* EXTRAIT DU DOCUMENT:
◆ ◆ ◆ ◆

Procès, arrestations et dénonciations rythment la vie quotidienne en Turquie

liberation liberté presse turquie

Par Marie Jégo, Istanbul, correspondante - Le Monde

Lundi 24 juillet à Istanbul s’ouvre le procès de dix-neuf journalistes et employés de « Cumhuriyet », le plus vieux quotidien du pays. Ils risquent jusqu’à 43 ans de prison pour « soutien au terrorisme », quand bien même leur acte d’accusation est vide.

Emblématique du sort fait à la liberté de la presse en Turquie, le procès de dix-neuf journalistes et employés de Cumhuriyet, le plus vieux quotidien du pays, s’ouvre lundi 24 juillet au palais de justice de Caglayan, à Istanbul, en présence de nombreux défenseurs des droits de l’Homme, venus les soutenir.

Les meilleurs plumes de Turquie – entre autres l’éditorialiste Kadri Gürsel, le caricaturiste Musa Kart, le chroniqueur Aydin Engin, le journaliste d’investigation Ahmet Sik – seront présents sur le banc des accusés.

Sur dix-neuf prévenus, douze sont en prison – la plupart depuis près de neuf mois –, six comparaissent libres, et un seul, Can Dündar, l’ancien rédacteur en chef de Cumhuriyet, aujourd’hui réfugié en Allemagne, est jugé par contumace.

Tous risquent jusqu’à 43 ans de prison pour avoir soutenu, selon l’acte d’accusation, rien de moins que trois organisations terroristes, soit à la fois le mouvement du prédicateur Fethullah Gülen (accusé d’avoir été le cerveau de la tentative de putsch du 15 juillet 2016), le Parti des travailleurs du Kurdistan (PKK) et le groupuscule d’extrême gauche DHKP/C.

◆ ◆ ◆ ◆

Pouvez-vous transcrire fidèlement le passage de l'article sur les procès en Turquie, de « Lundi 24 juillet à » à « banc des accusés. » ?

◆ ◆ ◆ ◆

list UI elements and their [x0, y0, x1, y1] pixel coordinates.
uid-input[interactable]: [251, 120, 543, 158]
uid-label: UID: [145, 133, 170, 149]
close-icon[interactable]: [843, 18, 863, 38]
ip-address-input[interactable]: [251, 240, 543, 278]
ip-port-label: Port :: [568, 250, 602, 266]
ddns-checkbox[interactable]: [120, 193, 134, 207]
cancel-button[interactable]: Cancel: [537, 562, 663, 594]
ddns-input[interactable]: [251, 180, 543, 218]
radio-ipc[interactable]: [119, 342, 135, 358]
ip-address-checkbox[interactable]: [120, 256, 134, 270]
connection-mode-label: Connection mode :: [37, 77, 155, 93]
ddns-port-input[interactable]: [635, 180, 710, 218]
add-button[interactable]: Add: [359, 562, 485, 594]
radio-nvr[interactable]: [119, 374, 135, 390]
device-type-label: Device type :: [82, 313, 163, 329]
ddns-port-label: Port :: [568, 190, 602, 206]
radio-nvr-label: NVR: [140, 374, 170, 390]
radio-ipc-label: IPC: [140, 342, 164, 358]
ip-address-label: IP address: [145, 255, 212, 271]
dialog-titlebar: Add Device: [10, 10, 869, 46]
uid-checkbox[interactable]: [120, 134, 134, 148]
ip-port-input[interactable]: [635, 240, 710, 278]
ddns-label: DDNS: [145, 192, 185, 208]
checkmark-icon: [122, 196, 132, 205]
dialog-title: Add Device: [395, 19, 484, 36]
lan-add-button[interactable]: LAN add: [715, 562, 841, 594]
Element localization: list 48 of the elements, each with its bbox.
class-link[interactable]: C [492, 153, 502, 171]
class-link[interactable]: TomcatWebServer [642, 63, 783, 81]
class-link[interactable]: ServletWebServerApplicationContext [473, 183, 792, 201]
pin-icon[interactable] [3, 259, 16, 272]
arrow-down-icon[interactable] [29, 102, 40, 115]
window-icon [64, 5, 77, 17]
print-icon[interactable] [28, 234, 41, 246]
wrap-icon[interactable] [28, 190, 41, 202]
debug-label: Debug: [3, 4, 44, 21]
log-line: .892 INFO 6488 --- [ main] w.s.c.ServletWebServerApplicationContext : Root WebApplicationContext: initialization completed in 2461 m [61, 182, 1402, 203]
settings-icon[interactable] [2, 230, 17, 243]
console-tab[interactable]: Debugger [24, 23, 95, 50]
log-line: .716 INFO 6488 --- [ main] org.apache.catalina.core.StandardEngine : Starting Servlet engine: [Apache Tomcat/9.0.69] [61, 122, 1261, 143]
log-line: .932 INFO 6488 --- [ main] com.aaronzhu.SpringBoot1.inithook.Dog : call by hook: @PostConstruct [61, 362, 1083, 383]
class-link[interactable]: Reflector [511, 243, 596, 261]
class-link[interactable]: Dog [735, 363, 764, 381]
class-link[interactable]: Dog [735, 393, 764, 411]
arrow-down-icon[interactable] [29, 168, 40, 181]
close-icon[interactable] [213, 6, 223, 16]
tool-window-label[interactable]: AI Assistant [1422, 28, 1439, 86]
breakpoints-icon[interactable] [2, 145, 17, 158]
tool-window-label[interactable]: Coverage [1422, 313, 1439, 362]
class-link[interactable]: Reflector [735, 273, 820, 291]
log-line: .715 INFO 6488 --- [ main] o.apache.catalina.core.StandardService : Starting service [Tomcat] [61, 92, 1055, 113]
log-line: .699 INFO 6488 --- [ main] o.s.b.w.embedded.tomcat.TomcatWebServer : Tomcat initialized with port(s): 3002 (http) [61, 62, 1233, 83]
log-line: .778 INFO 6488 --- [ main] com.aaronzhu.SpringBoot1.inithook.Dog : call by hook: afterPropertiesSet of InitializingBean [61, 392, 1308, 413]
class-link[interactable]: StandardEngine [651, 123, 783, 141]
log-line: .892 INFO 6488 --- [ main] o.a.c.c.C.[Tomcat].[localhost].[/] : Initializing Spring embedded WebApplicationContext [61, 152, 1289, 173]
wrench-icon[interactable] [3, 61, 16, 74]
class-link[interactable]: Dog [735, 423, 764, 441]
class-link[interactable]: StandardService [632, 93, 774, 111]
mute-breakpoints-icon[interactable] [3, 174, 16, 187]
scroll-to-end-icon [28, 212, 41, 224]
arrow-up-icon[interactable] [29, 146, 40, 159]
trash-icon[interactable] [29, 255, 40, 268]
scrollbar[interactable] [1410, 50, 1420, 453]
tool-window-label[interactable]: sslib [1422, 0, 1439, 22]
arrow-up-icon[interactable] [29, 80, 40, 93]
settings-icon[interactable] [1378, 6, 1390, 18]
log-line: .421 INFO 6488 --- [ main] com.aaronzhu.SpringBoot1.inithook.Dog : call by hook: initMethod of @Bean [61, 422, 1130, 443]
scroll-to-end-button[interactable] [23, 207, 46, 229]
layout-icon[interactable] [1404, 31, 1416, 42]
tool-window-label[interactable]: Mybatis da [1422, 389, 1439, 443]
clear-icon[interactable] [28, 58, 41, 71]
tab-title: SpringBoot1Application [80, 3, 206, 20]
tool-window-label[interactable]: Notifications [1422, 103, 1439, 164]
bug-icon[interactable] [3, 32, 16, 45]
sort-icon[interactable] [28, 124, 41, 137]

◆ ◆ ◆ ◆

* BONNE RÉPONSE:
Lundi 24 juillet à Istanbul s’ouvre le procès de dix-neuf journalistes et employés de « Cumhuriyet », le plus vieux quotidien du pays. Ils risquent jusqu’à 43 ans de prison pour « soutien au terrorisme », quand bien même leur acte d’accusation est vide.

Emblématique du sort fait à la liberté de la presse en Turquie, le procès de dix-neuf journalistes et employés de Cumhuriyet, le plus vieux quotidien du pays, s’ouvre lundi 24 juillet au palais de justice de Caglayan, à Istanbul, en présence de nombreux défenseurs des droits de l’Homme, venus les soutenir.

Les meilleurs plumes de Turquie – entre autres l’éditorialiste Kadri Gürsel, le caricaturiste Musa Kart, le chroniqueur Aydin Engin, le journaliste d’investigation Ahmet Sik – seront présents sur le banc des accusés.